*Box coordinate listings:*
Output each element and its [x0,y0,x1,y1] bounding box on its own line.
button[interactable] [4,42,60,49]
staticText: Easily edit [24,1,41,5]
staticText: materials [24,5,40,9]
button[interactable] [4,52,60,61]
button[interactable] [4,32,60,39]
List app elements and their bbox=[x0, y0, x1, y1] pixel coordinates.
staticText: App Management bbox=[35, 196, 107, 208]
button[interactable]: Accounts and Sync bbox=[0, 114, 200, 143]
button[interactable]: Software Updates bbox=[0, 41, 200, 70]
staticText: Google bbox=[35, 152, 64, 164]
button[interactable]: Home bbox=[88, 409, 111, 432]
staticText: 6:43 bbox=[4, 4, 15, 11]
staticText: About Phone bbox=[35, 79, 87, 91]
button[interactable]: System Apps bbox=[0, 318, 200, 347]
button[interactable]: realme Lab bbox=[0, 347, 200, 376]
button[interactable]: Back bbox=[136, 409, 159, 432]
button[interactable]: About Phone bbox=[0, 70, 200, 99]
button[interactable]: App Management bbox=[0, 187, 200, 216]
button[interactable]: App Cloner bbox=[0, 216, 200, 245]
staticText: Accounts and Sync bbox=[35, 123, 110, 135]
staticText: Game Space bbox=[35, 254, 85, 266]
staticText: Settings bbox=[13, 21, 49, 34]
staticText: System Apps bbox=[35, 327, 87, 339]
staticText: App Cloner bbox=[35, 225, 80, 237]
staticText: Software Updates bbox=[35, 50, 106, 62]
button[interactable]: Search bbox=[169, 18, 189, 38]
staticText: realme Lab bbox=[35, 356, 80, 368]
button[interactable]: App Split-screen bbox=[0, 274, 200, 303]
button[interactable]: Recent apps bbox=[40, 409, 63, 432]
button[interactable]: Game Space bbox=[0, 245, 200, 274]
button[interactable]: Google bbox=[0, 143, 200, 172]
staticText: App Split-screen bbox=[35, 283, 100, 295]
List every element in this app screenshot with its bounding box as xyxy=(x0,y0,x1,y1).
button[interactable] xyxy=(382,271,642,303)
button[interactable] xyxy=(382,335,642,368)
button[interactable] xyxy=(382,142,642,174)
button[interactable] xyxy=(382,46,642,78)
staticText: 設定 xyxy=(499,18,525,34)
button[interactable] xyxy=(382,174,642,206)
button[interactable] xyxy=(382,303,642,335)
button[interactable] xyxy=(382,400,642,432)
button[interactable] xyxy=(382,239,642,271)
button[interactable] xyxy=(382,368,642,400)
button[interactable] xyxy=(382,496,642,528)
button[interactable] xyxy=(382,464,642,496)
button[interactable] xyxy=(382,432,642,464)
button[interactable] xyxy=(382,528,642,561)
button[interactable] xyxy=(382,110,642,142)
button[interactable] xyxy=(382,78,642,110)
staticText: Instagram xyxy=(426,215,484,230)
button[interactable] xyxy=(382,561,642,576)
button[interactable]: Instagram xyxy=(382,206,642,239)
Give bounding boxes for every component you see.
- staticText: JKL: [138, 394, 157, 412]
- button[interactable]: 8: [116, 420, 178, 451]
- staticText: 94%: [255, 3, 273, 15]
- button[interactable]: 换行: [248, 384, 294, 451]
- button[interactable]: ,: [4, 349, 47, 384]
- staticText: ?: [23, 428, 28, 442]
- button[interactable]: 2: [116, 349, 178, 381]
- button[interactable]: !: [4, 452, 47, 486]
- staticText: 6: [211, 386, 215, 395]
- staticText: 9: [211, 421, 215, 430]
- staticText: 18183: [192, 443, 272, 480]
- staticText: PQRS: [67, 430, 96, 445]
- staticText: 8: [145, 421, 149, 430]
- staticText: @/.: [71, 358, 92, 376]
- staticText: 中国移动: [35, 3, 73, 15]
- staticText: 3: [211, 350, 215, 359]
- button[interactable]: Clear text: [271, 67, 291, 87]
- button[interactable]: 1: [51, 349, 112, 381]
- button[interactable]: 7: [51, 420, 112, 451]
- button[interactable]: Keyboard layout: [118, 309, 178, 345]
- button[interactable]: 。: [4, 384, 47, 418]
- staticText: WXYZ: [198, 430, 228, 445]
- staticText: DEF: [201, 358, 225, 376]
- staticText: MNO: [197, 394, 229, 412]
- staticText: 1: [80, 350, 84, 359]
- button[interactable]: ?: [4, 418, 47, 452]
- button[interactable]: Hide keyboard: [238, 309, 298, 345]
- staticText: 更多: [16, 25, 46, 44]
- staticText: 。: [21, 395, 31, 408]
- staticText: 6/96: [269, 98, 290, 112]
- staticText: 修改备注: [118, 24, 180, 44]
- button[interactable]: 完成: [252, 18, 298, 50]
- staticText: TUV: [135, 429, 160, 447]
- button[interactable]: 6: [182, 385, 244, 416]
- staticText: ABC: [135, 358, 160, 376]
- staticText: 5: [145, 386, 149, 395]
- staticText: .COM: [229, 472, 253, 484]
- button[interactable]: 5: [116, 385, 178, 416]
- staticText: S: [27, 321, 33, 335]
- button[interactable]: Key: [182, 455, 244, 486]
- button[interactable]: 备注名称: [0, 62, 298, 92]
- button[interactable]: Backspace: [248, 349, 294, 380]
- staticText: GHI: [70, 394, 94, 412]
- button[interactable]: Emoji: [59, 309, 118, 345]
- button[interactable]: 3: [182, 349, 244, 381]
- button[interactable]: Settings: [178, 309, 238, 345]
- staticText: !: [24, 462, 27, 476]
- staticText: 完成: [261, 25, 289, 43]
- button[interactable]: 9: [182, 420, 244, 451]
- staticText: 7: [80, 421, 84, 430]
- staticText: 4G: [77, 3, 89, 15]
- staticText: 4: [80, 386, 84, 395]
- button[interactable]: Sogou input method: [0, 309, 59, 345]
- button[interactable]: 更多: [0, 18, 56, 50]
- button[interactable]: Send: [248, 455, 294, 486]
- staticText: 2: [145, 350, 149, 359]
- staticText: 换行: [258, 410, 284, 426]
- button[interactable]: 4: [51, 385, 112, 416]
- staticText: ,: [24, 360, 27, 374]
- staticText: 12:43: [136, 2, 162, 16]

...

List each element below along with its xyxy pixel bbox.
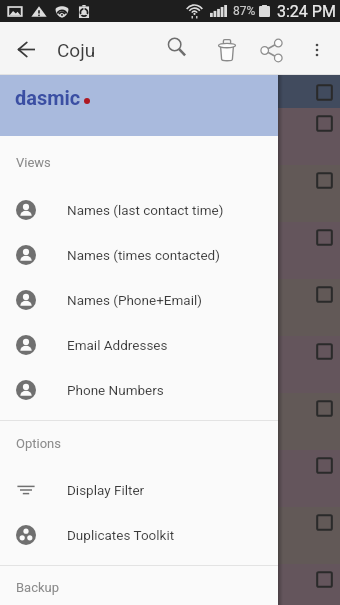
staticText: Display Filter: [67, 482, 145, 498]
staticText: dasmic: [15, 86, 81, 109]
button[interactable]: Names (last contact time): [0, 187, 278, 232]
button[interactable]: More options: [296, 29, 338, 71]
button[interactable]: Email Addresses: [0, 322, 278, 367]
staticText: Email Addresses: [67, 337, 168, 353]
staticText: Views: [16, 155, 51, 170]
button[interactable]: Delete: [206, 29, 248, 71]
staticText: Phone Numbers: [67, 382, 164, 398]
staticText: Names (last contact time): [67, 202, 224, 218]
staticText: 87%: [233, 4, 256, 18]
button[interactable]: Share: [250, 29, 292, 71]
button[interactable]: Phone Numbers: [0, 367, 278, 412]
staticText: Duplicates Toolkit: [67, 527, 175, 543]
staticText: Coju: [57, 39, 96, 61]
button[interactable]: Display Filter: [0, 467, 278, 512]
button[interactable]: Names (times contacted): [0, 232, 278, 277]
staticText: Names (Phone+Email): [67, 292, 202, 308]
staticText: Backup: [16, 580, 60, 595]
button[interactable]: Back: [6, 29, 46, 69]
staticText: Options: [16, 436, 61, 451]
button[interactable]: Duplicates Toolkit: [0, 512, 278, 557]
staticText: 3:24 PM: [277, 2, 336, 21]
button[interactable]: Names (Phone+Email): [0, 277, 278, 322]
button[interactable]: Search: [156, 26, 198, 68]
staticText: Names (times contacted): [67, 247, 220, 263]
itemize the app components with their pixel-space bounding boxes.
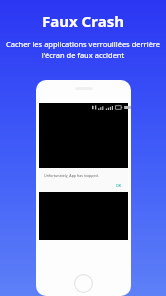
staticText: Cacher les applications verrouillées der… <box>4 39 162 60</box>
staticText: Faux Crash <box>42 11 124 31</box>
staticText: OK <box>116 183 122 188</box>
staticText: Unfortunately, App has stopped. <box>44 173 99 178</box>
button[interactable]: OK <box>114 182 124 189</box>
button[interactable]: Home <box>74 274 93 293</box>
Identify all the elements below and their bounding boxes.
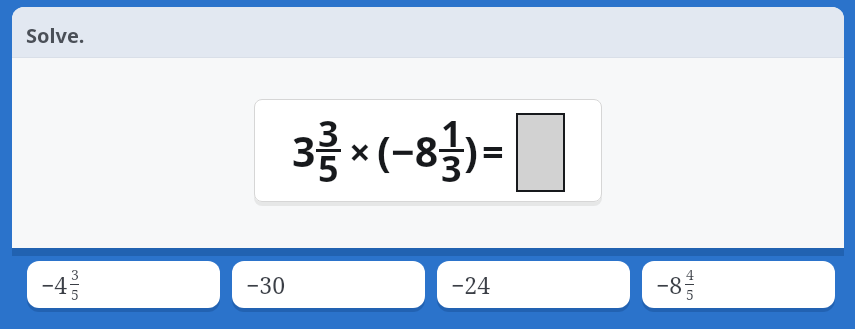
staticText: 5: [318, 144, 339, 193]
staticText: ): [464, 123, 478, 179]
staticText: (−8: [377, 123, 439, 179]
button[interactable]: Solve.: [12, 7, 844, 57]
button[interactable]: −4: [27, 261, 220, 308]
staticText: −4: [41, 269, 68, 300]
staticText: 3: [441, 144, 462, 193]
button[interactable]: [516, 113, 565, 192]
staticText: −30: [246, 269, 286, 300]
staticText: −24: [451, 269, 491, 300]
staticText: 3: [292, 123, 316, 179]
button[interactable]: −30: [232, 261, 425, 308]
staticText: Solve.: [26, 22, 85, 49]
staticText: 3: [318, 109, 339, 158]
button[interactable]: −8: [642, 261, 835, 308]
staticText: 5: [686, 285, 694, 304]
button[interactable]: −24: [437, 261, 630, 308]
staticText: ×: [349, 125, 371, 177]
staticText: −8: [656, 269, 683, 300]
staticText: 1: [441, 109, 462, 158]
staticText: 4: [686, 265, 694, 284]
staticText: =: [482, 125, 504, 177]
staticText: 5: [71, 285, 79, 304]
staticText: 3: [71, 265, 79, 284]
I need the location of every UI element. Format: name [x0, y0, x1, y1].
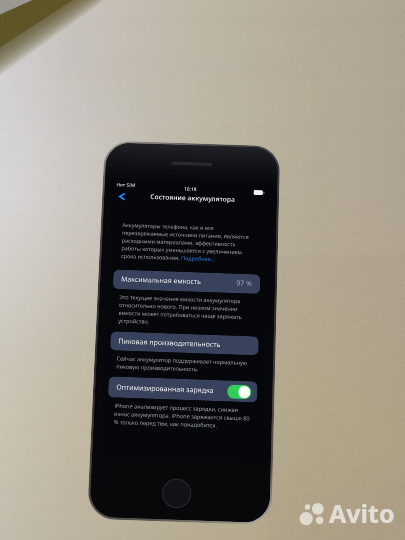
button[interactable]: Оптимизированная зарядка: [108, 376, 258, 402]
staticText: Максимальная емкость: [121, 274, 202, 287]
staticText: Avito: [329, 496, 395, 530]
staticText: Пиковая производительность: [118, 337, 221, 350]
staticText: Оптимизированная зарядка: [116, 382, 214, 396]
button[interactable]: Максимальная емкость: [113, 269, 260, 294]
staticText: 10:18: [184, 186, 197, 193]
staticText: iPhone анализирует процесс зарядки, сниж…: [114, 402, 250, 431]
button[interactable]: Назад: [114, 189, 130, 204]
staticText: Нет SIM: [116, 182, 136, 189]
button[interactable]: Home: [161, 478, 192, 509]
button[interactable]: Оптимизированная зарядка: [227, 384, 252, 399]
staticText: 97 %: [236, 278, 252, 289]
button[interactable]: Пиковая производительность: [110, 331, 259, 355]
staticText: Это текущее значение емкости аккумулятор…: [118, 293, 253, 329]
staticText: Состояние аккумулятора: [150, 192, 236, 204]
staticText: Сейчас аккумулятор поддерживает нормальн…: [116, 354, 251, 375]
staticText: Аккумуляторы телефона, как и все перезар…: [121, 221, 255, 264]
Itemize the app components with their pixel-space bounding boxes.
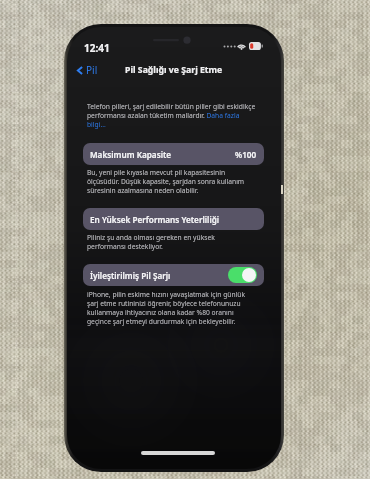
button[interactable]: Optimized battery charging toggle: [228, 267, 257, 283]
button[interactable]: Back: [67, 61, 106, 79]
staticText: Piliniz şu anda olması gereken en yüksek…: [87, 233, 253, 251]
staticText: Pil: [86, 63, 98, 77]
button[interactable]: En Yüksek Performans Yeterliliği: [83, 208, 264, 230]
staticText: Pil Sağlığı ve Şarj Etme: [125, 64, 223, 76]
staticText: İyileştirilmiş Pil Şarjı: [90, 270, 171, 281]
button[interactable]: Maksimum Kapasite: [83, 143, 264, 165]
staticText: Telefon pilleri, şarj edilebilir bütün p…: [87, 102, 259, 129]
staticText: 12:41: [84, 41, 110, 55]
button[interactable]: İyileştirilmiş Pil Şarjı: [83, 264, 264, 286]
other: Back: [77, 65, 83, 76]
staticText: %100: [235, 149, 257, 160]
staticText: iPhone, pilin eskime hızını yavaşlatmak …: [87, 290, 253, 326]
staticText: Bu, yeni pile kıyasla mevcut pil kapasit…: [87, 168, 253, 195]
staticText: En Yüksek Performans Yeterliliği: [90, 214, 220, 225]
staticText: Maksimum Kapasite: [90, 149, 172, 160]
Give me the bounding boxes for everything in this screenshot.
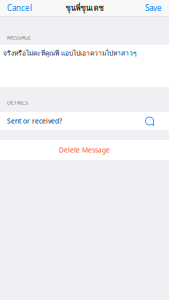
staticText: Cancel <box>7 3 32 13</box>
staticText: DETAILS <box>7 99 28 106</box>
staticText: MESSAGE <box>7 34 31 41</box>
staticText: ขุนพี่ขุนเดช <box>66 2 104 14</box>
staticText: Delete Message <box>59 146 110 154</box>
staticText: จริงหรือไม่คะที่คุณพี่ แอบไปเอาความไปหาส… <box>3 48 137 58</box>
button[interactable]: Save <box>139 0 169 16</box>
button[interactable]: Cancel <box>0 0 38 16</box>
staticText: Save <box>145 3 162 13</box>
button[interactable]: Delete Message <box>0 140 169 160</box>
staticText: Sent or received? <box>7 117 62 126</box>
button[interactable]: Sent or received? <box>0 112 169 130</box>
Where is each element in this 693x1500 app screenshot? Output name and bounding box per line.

==

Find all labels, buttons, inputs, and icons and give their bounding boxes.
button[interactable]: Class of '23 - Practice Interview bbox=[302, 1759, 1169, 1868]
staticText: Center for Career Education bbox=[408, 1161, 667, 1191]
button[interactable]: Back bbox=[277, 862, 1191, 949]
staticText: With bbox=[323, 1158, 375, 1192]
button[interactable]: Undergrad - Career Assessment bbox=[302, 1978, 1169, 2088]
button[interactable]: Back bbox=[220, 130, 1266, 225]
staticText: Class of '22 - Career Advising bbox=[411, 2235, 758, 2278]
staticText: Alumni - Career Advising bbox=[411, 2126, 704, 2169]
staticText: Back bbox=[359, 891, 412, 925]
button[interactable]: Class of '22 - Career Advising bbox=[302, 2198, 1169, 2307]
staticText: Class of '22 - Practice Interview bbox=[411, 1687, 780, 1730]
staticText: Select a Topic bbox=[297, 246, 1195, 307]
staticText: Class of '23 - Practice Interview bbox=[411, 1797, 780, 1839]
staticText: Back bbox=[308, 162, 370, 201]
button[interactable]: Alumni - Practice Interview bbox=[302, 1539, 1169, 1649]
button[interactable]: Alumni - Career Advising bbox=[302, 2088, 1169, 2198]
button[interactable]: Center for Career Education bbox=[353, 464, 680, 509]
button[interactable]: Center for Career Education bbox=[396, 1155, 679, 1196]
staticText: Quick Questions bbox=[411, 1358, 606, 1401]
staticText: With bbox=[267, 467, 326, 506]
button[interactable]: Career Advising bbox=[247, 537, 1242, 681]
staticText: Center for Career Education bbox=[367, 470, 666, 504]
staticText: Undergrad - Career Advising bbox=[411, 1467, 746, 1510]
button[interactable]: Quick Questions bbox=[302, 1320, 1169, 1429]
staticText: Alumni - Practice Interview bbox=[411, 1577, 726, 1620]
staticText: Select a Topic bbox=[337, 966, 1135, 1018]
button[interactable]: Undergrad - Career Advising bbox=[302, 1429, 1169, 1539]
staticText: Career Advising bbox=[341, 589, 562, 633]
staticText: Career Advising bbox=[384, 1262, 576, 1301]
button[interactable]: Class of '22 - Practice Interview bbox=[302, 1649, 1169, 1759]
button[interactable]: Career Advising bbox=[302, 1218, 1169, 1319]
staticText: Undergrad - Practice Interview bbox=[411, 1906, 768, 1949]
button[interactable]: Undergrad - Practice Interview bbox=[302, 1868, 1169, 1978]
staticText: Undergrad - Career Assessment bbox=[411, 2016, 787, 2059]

*Exercise details:*
Please edit the rows from the line with "staticText: Display Filter: [67, 482, 145, 498]" up to and including the line with "button[interactable]: Names (times", changing "Email Addresses" to "Contact Emails" and leaving everything else as it is. Give back only those rows.

*Exercise result:*
staticText: Display Filter: [67, 482, 145, 498]
staticText: dasmic: [15, 86, 81, 109]
button[interactable]: Names (last contact time): [0, 187, 278, 232]
button[interactable]: More options: [296, 29, 338, 71]
button[interactable]: Contact Emails: [0, 322, 278, 367]
staticText: Contact Emails: [67, 337, 168, 353]
staticText: Views: [16, 155, 51, 170]
button[interactable]: Delete: [206, 29, 248, 71]
staticText: Phone Numbers: [67, 382, 164, 398]
staticText: Names (last contact time): [67, 202, 224, 218]
staticText: 87%: [233, 4, 256, 18]
button[interactable]: Share: [250, 29, 292, 71]
button[interactable]: Phone Numbers: [0, 367, 278, 412]
staticText: Duplicates Toolkit: [67, 527, 175, 543]
staticText: Coju: [57, 39, 96, 61]
button[interactable]: Display Filter: [0, 467, 278, 512]
button[interactable]: Names (times contacted): [0, 232, 278, 277]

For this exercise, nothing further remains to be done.